* **EXERCISE**
Copy the lines that follow, keeping every character the same.

──────── EXERCISE MATERIAL

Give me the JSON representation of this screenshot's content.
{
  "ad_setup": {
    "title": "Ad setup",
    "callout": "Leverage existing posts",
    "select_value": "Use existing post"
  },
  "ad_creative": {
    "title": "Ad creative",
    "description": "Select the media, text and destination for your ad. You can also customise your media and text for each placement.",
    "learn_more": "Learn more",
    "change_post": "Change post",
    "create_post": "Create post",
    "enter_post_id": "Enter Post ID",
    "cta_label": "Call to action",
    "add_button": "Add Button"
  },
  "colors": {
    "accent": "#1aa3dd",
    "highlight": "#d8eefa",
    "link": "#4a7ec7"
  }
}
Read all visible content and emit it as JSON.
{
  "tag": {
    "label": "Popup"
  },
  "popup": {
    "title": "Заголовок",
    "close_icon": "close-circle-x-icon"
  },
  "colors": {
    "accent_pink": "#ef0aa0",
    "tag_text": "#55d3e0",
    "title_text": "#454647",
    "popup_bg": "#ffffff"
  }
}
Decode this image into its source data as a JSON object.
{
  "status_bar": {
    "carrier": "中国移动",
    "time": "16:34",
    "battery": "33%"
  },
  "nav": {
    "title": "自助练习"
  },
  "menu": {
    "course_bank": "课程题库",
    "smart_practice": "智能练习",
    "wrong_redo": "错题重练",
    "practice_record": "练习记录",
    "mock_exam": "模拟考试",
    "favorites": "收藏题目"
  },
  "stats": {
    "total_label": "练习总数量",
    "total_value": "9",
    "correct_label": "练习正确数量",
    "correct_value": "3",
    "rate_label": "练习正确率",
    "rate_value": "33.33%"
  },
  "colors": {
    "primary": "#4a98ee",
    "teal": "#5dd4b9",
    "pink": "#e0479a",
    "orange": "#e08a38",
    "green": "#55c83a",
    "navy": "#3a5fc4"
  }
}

────────────────

* **CORRECT RESPONSE**
Give me the JSON representation of this screenshot's content.
{
  "ad_setup": {
    "title": "Ad setup",
    "callout": "Leverage existing posts",
    "select_value": "Use existing post"
  },
  "ad_creative": {
    "title": "Ad creative",
    "description": "Select the media, text and destination for your ad. You can also customise your media and text for each placement.",
    "learn_more": "Learn more",
    "change_post": "Change post",
    "create_post": "Create post",
    "enter_post_id": "Enter Post ID",
    "cta_label": "Call to action",
    "add_button": "Add Button"
  },
  "colors": {
    "accent": "#1aa3dd",
    "highlight": "#d8eefa",
    "link": "#4a7ec7"
  }
}
Read all visible content and emit it as JSON.
{
  "tag": {
    "label": "Popup"
  },
  "popup": {
    "title": "Заголовок",
    "close_icon": "close-circle-x-icon"
  },
  "colors": {
    "accent_pink": "#ef0aa0",
    "tag_text": "#55d3e0",
    "title_text": "#454647",
    "popup_bg": "#ffffff"
  }
}
Decode this image into its source data as a JSON object.
{
  "status_bar": {
    "carrier": "中国移动",
    "time": "16:34",
    "battery": "33%"
  },
  "nav": {
    "title": "自助练习"
  },
  "menu": {
    "course_bank": "课程题库",
    "smart_practice": "智能练习",
    "wrong_redo": "错题重练",
    "practice_record": "练习记录",
    "mock_exam": "模拟考试",
    "favorites": "收藏题目"
  },
  "stats": {
    "total_label": "练习总数量",
    "total_value": "9",
    "correct_label": "练习正确数量",
    "correct_value": "3",
    "rate_label": "练习正确率",
    "rate_value": "33.33%"
  },
  "colors": {
    "primary": "#4a98ee",
    "teal": "#5dd4b9",
    "pink": "#e0479a",
    "orange": "#e08a38",
    "green": "#55c83a",
    "navy": "#3a5fc4"
  }
}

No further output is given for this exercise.